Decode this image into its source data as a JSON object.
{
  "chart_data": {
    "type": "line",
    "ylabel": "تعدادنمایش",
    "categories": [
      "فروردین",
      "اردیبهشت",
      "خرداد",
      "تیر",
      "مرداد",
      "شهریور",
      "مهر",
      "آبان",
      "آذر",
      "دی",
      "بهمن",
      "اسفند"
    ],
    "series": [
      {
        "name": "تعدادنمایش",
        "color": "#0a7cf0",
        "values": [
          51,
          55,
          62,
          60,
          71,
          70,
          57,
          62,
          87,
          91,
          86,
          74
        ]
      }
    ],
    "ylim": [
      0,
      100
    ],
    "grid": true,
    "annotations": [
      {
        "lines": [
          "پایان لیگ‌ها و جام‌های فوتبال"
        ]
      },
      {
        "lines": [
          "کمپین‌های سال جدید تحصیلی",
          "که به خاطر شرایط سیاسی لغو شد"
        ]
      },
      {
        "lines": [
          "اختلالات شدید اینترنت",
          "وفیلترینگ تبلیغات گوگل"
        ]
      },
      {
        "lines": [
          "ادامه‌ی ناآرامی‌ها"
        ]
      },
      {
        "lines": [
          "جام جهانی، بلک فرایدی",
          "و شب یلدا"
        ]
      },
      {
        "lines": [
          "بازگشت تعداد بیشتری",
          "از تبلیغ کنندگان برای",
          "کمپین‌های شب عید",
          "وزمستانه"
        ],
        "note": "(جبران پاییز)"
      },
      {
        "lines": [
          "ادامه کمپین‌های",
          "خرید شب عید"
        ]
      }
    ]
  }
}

### Task goal
Lines holding the word "کمپین" should be counted across the entries; state only how many there are.

### Answer to this problem
3